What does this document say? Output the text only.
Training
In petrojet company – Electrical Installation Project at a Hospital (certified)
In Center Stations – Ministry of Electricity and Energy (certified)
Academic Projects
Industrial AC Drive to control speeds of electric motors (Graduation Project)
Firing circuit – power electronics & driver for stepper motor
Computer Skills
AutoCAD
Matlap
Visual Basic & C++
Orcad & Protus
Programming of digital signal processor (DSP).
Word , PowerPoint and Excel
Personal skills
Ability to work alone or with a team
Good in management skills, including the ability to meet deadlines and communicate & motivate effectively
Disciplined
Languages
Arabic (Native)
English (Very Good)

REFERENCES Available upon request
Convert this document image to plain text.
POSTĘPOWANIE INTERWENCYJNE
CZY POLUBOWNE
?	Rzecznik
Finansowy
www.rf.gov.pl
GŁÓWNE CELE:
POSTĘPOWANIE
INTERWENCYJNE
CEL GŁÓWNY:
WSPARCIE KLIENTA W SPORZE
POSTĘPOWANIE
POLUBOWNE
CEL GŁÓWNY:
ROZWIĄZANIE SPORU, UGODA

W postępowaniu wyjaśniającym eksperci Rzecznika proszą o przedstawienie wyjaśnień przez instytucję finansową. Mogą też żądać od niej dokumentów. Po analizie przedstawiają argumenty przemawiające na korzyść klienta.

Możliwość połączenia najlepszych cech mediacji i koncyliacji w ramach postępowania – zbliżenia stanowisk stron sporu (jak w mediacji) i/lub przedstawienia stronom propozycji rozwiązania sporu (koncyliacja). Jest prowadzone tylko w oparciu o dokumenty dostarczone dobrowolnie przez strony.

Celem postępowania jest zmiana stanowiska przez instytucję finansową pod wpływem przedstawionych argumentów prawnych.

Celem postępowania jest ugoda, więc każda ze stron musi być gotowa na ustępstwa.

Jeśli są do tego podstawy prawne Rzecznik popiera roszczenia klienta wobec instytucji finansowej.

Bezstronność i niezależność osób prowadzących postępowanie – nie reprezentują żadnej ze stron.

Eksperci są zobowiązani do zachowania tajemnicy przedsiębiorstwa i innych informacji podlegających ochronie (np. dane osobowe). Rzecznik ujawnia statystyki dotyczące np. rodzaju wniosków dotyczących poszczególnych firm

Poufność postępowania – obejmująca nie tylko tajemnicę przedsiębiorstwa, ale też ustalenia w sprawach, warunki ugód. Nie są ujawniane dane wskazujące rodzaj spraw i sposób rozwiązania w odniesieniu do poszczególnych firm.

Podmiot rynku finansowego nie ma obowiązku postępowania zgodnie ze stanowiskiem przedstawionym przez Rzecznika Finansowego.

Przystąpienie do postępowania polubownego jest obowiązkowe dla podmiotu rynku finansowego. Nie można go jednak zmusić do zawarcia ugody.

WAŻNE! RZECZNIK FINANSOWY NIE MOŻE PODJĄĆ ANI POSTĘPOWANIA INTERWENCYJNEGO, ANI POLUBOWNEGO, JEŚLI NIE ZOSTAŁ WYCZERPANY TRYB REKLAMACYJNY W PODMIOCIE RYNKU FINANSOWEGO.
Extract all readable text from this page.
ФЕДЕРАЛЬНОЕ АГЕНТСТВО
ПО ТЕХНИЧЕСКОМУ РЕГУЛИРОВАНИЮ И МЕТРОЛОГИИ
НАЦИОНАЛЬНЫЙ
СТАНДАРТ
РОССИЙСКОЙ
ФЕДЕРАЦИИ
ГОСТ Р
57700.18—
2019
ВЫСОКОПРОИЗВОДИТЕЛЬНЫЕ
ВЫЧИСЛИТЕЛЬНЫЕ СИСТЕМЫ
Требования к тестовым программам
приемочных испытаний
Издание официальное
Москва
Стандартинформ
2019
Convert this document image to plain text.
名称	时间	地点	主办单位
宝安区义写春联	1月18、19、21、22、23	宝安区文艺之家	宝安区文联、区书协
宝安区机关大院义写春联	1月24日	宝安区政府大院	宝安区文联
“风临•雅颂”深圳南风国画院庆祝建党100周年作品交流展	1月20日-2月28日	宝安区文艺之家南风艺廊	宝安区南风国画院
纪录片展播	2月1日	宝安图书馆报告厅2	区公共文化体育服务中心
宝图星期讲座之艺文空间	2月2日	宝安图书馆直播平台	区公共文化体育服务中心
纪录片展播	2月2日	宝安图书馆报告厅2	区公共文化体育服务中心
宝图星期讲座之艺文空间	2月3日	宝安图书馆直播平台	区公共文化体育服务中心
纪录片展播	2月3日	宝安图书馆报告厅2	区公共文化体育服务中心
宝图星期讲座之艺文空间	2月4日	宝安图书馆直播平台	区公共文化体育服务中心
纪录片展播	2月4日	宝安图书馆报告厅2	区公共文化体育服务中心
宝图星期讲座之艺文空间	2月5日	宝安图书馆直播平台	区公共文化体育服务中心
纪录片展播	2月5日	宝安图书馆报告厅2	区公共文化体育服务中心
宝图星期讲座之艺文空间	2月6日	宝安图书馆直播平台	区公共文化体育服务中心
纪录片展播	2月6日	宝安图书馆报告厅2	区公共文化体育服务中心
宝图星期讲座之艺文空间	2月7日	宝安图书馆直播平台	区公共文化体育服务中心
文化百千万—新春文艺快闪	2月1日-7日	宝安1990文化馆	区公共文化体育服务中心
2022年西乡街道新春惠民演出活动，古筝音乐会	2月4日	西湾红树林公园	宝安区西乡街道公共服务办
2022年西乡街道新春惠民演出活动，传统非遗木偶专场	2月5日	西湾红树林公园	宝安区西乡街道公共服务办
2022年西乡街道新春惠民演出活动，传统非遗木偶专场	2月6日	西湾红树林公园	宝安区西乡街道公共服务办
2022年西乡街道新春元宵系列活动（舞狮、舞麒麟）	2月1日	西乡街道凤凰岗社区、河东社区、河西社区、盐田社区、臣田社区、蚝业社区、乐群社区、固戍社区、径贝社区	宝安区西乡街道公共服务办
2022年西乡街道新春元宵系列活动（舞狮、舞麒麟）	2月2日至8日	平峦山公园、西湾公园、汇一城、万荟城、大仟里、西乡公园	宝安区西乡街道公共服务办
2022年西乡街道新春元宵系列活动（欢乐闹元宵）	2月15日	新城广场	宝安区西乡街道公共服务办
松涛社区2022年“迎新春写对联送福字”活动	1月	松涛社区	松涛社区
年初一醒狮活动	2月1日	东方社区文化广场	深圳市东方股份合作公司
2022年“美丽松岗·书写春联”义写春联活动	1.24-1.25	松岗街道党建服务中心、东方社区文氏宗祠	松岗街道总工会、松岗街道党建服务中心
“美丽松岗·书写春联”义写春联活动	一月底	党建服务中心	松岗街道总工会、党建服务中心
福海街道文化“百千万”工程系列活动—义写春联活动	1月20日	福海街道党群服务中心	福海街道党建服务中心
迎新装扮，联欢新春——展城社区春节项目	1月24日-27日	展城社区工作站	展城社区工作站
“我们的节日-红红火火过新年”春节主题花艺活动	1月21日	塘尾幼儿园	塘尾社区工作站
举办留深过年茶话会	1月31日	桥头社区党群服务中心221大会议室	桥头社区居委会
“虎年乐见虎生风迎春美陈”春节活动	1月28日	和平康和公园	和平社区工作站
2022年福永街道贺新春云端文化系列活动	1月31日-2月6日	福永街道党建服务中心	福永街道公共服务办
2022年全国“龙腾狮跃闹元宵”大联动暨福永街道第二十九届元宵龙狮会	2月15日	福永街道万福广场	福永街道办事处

Direction: Print the whole listing exactly as it is.

Answer for the task:
What does this document say? Output the text only.
Training
In petrojet company – Electrical Installation Project at a Hospital (certified)
In Center Stations – Ministry of Electricity and Energy (certified)
Academic Projects
Industrial AC Drive to control speeds of electric motors (Graduation Project)
Firing circuit – power electronics & driver for stepper motor
Computer Skills
AutoCAD
Matlap
Visual Basic & C++
Orcad & Protus
Programming of digital signal processor (DSP).
Word , PowerPoint and Excel
Personal skills
Ability to work alone or with a team
Good in management skills, including the ability to meet deadlines and communicate & motivate effectively
Disciplined
Languages
Arabic (Native)
English (Very Good)

REFERENCES Available upon request
Convert this document image to plain text.
POSTĘPOWANIE INTERWENCYJNE
CZY POLUBOWNE
?	Rzecznik
Finansowy
www.rf.gov.pl
GŁÓWNE CELE:
POSTĘPOWANIE
INTERWENCYJNE
CEL GŁÓWNY:
WSPARCIE KLIENTA W SPORZE
POSTĘPOWANIE
POLUBOWNE
CEL GŁÓWNY:
ROZWIĄZANIE SPORU, UGODA

W postępowaniu wyjaśniającym eksperci Rzecznika proszą o przedstawienie wyjaśnień przez instytucję finansową. Mogą też żądać od niej dokumentów. Po analizie przedstawiają argumenty przemawiające na korzyść klienta.

Możliwość połączenia najlepszych cech mediacji i koncyliacji w ramach postępowania – zbliżenia stanowisk stron sporu (jak w mediacji) i/lub przedstawienia stronom propozycji rozwiązania sporu (koncyliacja). Jest prowadzone tylko w oparciu o dokumenty dostarczone dobrowolnie przez strony.

Celem postępowania jest zmiana stanowiska przez instytucję finansową pod wpływem przedstawionych argumentów prawnych.

Celem postępowania jest ugoda, więc każda ze stron musi być gotowa na ustępstwa.

Jeśli są do tego podstawy prawne Rzecznik popiera roszczenia klienta wobec instytucji finansowej.

Bezstronność i niezależność osób prowadzących postępowanie – nie reprezentują żadnej ze stron.

Eksperci są zobowiązani do zachowania tajemnicy przedsiębiorstwa i innych informacji podlegających ochronie (np. dane osobowe). Rzecznik ujawnia statystyki dotyczące np. rodzaju wniosków dotyczących poszczególnych firm

Poufność postępowania – obejmująca nie tylko tajemnicę przedsiębiorstwa, ale też ustalenia w sprawach, warunki ugód. Nie są ujawniane dane wskazujące rodzaj spraw i sposób rozwiązania w odniesieniu do poszczególnych firm.

Podmiot rynku finansowego nie ma obowiązku postępowania zgodnie ze stanowiskiem przedstawionym przez Rzecznika Finansowego.

Przystąpienie do postępowania polubownego jest obowiązkowe dla podmiotu rynku finansowego. Nie można go jednak zmusić do zawarcia ugody.

WAŻNE! RZECZNIK FINANSOWY NIE MOŻE PODJĄĆ ANI POSTĘPOWANIA INTERWENCYJNEGO, ANI POLUBOWNEGO, JEŚLI NIE ZOSTAŁ WYCZERPANY TRYB REKLAMACYJNY W PODMIOCIE RYNKU FINANSOWEGO.
Extract all readable text from this page.
ФЕДЕРАЛЬНОЕ АГЕНТСТВО
ПО ТЕХНИЧЕСКОМУ РЕГУЛИРОВАНИЮ И МЕТРОЛОГИИ
НАЦИОНАЛЬНЫЙ
СТАНДАРТ
РОССИЙСКОЙ
ФЕДЕРАЦИИ
ГОСТ Р
57700.18—
2019
ВЫСОКОПРОИЗВОДИТЕЛЬНЫЕ
ВЫЧИСЛИТЕЛЬНЫЕ СИСТЕМЫ
Требования к тестовым программам
приемочных испытаний
Издание официальное
Москва
Стандартинформ
2019
Convert this document image to plain text.
名称	时间	地点	主办单位
宝安区义写春联	1月18、19、21、22、23	宝安区文艺之家	宝安区文联、区书协
宝安区机关大院义写春联	1月24日	宝安区政府大院	宝安区文联
“风临•雅颂”深圳南风国画院庆祝建党100周年作品交流展	1月20日-2月28日	宝安区文艺之家南风艺廊	宝安区南风国画院
纪录片展播	2月1日	宝安图书馆报告厅2	区公共文化体育服务中心
宝图星期讲座之艺文空间	2月2日	宝安图书馆直播平台	区公共文化体育服务中心
纪录片展播	2月2日	宝安图书馆报告厅2	区公共文化体育服务中心
宝图星期讲座之艺文空间	2月3日	宝安图书馆直播平台	区公共文化体育服务中心
纪录片展播	2月3日	宝安图书馆报告厅2	区公共文化体育服务中心
宝图星期讲座之艺文空间	2月4日	宝安图书馆直播平台	区公共文化体育服务中心
纪录片展播	2月4日	宝安图书馆报告厅2	区公共文化体育服务中心
宝图星期讲座之艺文空间	2月5日	宝安图书馆直播平台	区公共文化体育服务中心
纪录片展播	2月5日	宝安图书馆报告厅2	区公共文化体育服务中心
宝图星期讲座之艺文空间	2月6日	宝安图书馆直播平台	区公共文化体育服务中心
纪录片展播	2月6日	宝安图书馆报告厅2	区公共文化体育服务中心
宝图星期讲座之艺文空间	2月7日	宝安图书馆直播平台	区公共文化体育服务中心
文化百千万—新春文艺快闪	2月1日-7日	宝安1990文化馆	区公共文化体育服务中心
2022年西乡街道新春惠民演出活动，古筝音乐会	2月4日	西湾红树林公园	宝安区西乡街道公共服务办
2022年西乡街道新春惠民演出活动，传统非遗木偶专场	2月5日	西湾红树林公园	宝安区西乡街道公共服务办
2022年西乡街道新春惠民演出活动，传统非遗木偶专场	2月6日	西湾红树林公园	宝安区西乡街道公共服务办
2022年西乡街道新春元宵系列活动（舞狮、舞麒麟）	2月1日	西乡街道凤凰岗社区、河东社区、河西社区、盐田社区、臣田社区、蚝业社区、乐群社区、固戍社区、径贝社区	宝安区西乡街道公共服务办
2022年西乡街道新春元宵系列活动（舞狮、舞麒麟）	2月2日至8日	平峦山公园、西湾公园、汇一城、万荟城、大仟里、西乡公园	宝安区西乡街道公共服务办
2022年西乡街道新春元宵系列活动（欢乐闹元宵）	2月15日	新城广场	宝安区西乡街道公共服务办
松涛社区2022年“迎新春写对联送福字”活动	1月	松涛社区	松涛社区
年初一醒狮活动	2月1日	东方社区文化广场	深圳市东方股份合作公司
2022年“美丽松岗·书写春联”义写春联活动	1.24-1.25	松岗街道党建服务中心、东方社区文氏宗祠	松岗街道总工会、松岗街道党建服务中心
“美丽松岗·书写春联”义写春联活动	一月底	党建服务中心	松岗街道总工会、党建服务中心
福海街道文化“百千万”工程系列活动—义写春联活动	1月20日	福海街道党群服务中心	福海街道党建服务中心
迎新装扮，联欢新春——展城社区春节项目	1月24日-27日	展城社区工作站	展城社区工作站
“我们的节日-红红火火过新年”春节主题花艺活动	1月21日	塘尾幼儿园	塘尾社区工作站
举办留深过年茶话会	1月31日	桥头社区党群服务中心221大会议室	桥头社区居委会
“虎年乐见虎生风迎春美陈”春节活动	1月28日	和平康和公园	和平社区工作站
2022年福永街道贺新春云端文化系列活动	1月31日-2月6日	福永街道党建服务中心	福永街道公共服务办
2022年全国“龙腾狮跃闹元宵”大联动暨福永街道第二十九届元宵龙狮会	2月15日	福永街道万福广场	福永街道办事处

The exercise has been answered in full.